| Consigna |
Según la reseña sobre Hellboy, ¿quién dirigió la segunda oportunidad del personaje en el cine? Responde en una sola frase, por favor.

| Fragmento seleccionado |
%%

¿En verdad es tan mala ‘Hellboy’?

Es verdad que cuando Guillermo del Toro adaptó a la pantalla grande a Hellboy el resultado fue visualmente impecable, y aunque los ingresos en taquilla no estuvieron a la altura para darle pie a concluir su trilogía, al personaje creado por Mike Mignola le vieron el potencial adecuado para darle una segunda oportunidad, esta vez de la mano de Neil Marshal (director de un par de episodios de Game of Thrones).



Tengo que aceptar que antes de ver la película no esperaba demasiado, ya que no me considero fan del personaje y además las cintas anteriores en cuanto a historia se trata, no son las más entretenidas. Sin embargo, cuando salí de la función me sorprendí de lo satisfecho que quedé, incluso con ánimo de conocer más sobre el personaje en las historietas, y no es sólo por la violencia que reside en buena parte de la trama, ingrediente que bien utilizado le inyecta realismo, sino porque la trama tiene sus toques agradables.

Nuestro país tiene cierta influencia en ello y puedes darte cuenta al comienzo de la cinta, incluso con un homenaje a modo de póster hacia el Santo, pero no sólo se limita a esto en cuanto a referencias, ya que el concepto de Hellboy desde origen, utiliza varias a diversos hechos o personajes históricos como el Rey Arturo o la Segunda Guerra Mundial.



Pero lo realmente impactante de la película son los efectos visuales, enalteciendo la clasificación para adultos que goza. Y es que podemos ver desde batallas individuales, hasta el emerger de varias criaturas monstruosas, estas últimas con un toque aberrante especialmente a una bruja que sale en cierto punto. Lo único en este departamento que no me agradó del todo, es que por momentos el rostro de Hellboy se ve plastificado, pero de ahí en fuera es lo que el tráiler nos prometió.

%%

| Datos del ejercicio |
%%

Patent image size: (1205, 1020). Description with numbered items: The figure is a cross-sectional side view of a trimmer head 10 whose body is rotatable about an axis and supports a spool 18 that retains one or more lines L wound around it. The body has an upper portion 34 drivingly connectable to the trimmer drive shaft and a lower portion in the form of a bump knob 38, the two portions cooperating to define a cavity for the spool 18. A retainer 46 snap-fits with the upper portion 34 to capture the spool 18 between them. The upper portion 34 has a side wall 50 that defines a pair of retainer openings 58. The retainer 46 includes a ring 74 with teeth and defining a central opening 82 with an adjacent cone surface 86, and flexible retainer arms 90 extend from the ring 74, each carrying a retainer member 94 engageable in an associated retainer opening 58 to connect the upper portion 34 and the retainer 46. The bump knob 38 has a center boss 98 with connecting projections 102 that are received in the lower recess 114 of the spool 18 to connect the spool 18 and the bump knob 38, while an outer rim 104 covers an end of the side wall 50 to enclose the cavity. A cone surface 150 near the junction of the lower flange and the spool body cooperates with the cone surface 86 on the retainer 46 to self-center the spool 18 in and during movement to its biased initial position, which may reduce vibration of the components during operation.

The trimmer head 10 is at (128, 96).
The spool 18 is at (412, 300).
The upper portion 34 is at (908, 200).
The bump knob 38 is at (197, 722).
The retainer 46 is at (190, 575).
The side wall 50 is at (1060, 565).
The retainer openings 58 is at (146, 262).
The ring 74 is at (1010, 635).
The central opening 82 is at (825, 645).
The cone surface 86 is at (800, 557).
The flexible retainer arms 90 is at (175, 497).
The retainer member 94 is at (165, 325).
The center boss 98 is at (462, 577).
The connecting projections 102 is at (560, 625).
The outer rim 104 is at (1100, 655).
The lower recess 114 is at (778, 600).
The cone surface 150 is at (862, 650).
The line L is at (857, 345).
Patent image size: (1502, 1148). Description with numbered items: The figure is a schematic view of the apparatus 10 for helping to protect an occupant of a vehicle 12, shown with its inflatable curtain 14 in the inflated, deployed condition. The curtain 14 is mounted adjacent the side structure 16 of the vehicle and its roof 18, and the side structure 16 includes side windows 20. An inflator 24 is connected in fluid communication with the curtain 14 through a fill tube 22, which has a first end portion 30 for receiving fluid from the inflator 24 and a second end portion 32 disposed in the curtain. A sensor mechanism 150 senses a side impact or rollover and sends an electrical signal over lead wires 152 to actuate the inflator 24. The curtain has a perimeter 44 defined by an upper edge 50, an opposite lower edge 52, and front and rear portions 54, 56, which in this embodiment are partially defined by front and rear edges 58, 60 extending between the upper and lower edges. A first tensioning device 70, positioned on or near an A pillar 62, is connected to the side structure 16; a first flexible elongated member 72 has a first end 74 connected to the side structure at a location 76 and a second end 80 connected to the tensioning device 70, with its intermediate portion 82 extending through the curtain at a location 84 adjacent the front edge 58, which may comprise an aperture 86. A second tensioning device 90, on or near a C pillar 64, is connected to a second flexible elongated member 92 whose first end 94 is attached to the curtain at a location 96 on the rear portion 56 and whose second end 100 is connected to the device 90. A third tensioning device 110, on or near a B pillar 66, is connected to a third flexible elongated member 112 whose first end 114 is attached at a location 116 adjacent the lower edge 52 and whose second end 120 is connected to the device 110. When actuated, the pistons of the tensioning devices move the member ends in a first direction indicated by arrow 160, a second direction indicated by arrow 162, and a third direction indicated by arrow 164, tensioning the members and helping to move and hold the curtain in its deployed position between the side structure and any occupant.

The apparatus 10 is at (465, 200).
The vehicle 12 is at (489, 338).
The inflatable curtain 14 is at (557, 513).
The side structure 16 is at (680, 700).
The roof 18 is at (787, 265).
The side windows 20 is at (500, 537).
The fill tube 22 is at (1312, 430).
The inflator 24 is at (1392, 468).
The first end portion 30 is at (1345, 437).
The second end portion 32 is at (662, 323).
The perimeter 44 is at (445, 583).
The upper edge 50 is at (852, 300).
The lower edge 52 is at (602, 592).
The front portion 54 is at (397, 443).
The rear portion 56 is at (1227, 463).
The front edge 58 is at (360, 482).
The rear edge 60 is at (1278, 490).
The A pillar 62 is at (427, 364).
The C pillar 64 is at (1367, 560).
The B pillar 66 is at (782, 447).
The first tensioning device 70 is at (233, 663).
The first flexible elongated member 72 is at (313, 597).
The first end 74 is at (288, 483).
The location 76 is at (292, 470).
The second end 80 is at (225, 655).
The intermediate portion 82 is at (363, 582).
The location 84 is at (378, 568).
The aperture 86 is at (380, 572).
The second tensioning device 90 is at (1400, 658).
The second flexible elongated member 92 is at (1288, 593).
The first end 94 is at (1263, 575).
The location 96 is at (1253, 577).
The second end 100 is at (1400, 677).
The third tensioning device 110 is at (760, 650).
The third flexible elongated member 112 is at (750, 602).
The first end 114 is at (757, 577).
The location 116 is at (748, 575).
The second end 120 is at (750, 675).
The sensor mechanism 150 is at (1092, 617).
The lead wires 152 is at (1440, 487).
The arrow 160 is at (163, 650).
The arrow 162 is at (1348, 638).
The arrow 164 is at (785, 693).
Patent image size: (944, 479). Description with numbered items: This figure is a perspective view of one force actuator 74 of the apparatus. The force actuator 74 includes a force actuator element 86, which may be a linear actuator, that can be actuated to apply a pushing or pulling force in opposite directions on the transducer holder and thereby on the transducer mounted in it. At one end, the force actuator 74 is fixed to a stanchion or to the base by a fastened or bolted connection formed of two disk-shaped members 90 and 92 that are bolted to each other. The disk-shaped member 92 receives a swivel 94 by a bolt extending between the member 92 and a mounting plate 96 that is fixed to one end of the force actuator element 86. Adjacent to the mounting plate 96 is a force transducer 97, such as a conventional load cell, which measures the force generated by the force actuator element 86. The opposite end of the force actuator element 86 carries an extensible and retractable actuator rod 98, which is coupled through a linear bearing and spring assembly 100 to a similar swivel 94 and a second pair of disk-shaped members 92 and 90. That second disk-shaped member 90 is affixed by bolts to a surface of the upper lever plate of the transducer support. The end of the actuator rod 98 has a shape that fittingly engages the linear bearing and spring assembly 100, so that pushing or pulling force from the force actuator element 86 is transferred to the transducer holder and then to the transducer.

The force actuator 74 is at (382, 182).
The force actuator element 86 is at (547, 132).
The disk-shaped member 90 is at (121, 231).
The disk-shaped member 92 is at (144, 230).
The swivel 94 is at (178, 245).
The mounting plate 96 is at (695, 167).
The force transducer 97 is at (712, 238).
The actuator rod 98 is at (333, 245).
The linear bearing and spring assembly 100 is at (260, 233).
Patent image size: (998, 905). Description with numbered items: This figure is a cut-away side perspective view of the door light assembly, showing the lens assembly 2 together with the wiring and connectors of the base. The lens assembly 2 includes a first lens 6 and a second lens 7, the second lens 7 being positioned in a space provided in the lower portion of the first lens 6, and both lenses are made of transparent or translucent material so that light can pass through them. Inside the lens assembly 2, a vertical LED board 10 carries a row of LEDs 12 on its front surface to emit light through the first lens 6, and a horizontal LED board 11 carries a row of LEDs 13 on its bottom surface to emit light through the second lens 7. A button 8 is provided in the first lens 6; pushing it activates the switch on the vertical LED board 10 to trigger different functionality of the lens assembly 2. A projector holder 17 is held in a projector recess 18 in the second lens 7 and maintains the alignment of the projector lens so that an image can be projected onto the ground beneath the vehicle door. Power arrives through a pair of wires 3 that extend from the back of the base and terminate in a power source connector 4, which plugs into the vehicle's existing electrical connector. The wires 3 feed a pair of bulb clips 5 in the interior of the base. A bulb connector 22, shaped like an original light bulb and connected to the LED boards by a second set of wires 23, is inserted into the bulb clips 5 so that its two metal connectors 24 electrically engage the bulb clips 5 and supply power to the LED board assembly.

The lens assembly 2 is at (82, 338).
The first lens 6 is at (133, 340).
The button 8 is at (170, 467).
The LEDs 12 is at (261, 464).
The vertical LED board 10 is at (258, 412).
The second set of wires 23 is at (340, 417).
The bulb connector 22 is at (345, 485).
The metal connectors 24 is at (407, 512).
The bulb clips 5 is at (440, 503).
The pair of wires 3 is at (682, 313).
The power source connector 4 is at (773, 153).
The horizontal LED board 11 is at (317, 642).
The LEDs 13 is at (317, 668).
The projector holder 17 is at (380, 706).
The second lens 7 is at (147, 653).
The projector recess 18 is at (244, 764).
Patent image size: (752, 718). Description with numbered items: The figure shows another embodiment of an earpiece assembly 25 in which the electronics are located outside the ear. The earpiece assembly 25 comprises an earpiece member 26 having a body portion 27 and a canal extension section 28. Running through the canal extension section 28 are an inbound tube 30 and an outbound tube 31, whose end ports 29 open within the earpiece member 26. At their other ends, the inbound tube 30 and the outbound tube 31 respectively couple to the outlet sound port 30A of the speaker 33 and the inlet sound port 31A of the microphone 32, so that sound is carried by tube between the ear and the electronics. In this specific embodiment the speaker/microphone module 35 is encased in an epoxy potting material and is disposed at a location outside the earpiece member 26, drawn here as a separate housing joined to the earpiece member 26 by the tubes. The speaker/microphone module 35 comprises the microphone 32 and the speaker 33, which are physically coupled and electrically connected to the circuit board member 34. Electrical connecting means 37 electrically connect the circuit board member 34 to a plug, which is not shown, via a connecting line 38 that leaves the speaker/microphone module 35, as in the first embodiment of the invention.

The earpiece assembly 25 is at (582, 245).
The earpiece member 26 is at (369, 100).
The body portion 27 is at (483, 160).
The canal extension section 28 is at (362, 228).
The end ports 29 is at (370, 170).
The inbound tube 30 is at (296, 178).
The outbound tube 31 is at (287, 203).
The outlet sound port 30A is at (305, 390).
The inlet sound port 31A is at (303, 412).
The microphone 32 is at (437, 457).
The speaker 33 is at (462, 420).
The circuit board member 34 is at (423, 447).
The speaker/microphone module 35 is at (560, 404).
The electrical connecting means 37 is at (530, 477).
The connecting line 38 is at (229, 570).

%%

| Respuesta esperada |
La dirigió Neil Marshal, director de un par de episodios de Game of Thrones.